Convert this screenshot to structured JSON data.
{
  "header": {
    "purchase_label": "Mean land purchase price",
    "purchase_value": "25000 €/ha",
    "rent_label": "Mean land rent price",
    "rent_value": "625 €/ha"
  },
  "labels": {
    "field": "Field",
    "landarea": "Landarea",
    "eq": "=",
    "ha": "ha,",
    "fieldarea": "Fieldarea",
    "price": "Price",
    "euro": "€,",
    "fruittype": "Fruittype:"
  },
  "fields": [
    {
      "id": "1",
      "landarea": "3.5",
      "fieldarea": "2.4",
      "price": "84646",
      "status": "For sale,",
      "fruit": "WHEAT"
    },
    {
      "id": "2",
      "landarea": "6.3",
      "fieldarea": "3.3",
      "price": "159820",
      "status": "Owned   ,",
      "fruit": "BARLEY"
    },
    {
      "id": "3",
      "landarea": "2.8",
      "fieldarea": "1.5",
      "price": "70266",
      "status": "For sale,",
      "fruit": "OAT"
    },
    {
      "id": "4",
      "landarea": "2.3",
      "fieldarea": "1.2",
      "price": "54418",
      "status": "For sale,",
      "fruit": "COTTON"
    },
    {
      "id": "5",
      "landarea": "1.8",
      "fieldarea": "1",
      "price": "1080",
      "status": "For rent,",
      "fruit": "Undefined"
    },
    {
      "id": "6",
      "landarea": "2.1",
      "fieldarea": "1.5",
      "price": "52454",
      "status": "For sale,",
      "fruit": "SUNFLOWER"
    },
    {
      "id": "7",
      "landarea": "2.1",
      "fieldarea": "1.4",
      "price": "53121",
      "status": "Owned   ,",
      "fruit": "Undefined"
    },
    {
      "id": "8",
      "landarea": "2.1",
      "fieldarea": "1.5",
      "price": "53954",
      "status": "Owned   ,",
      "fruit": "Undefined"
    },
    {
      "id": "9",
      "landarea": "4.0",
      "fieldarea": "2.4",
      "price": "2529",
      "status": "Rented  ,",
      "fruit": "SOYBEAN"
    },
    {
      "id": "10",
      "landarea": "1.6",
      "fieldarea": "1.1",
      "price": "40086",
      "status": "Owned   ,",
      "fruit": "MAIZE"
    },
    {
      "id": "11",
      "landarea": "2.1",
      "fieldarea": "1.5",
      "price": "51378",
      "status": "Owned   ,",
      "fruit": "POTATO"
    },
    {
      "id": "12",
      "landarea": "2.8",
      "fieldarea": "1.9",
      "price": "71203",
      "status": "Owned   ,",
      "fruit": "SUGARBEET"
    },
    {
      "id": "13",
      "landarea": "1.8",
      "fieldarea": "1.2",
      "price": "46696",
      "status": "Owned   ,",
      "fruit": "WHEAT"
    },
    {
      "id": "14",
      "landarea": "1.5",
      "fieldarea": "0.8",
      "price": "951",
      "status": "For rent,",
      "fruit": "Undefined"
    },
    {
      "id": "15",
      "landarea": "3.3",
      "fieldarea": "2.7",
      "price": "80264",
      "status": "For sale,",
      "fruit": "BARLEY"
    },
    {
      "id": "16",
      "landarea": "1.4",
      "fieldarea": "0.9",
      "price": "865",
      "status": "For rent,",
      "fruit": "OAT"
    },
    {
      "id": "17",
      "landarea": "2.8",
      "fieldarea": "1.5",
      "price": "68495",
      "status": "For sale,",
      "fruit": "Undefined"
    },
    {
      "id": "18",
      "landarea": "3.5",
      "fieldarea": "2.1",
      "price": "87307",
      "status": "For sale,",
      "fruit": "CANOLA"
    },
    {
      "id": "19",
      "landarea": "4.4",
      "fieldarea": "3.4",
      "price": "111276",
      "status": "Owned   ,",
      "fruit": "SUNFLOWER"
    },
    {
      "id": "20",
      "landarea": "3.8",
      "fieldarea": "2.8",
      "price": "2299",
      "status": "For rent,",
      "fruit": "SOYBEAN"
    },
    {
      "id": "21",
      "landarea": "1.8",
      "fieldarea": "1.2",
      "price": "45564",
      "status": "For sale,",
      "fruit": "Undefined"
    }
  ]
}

==

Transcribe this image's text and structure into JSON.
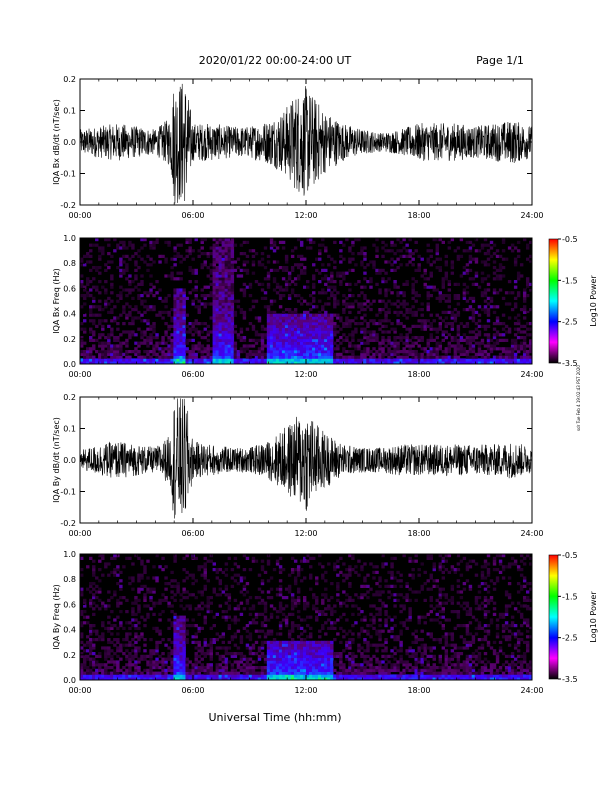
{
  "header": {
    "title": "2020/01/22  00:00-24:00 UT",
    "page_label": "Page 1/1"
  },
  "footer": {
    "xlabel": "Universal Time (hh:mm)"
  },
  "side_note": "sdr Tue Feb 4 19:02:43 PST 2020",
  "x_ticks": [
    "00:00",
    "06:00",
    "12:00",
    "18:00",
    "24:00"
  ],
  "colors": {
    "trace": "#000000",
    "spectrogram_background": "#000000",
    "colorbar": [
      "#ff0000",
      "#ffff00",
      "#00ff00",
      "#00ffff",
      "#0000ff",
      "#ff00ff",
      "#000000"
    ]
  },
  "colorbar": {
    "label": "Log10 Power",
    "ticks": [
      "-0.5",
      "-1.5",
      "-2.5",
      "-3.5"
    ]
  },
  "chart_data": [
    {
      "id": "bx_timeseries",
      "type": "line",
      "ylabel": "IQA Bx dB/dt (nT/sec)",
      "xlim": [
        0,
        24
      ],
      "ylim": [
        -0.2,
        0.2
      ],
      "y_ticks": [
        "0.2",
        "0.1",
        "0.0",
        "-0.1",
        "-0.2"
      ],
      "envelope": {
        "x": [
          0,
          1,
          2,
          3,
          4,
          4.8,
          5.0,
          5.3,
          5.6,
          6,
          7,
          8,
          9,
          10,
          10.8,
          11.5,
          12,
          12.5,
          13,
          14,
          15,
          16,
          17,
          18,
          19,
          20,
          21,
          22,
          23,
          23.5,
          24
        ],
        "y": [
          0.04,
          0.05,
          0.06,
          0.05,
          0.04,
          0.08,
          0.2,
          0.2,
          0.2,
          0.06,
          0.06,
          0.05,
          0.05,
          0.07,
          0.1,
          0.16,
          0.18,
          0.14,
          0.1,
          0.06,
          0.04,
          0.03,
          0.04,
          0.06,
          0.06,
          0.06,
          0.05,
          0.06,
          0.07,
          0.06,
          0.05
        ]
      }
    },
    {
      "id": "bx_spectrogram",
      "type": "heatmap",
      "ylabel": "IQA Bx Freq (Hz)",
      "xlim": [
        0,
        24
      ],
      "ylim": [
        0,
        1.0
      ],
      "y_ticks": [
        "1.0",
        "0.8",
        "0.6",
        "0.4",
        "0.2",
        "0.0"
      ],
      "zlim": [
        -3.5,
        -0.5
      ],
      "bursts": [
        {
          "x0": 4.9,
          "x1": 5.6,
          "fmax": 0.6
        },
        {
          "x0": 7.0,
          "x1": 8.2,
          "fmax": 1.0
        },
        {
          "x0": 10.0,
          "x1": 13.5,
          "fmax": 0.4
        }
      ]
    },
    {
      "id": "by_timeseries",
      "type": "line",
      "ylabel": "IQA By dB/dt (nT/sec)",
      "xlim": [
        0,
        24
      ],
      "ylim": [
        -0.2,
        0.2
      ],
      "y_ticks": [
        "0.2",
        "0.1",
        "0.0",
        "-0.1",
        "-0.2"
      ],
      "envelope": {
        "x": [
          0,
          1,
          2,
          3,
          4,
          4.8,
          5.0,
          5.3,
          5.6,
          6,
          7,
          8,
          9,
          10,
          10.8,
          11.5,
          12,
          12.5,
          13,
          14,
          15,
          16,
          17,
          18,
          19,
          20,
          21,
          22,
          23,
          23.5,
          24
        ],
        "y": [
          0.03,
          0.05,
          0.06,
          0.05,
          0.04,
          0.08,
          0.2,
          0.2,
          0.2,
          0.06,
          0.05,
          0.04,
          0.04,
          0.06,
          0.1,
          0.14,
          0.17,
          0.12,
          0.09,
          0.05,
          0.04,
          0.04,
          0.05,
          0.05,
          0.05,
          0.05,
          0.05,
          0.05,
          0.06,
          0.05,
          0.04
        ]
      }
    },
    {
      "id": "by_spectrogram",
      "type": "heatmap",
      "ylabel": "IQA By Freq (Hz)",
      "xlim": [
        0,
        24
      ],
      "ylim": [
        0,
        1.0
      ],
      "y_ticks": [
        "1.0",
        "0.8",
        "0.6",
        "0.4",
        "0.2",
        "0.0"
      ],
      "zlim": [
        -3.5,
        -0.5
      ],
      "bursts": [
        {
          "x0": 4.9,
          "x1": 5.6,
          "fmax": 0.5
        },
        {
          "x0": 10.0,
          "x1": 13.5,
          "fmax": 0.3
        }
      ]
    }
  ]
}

-- SHORT PROBLEM --
Look through the data above. Find each line with the string "ylabel" and copy it.

-- SOLVED PROBLEM --
      "ylabel": "IQA Bx dB/dt (nT/sec)",
      "ylabel": "IQA Bx Freq (Hz)",
      "ylabel": "IQA By dB/dt (nT/sec)",
      "ylabel": "IQA By Freq (Hz)",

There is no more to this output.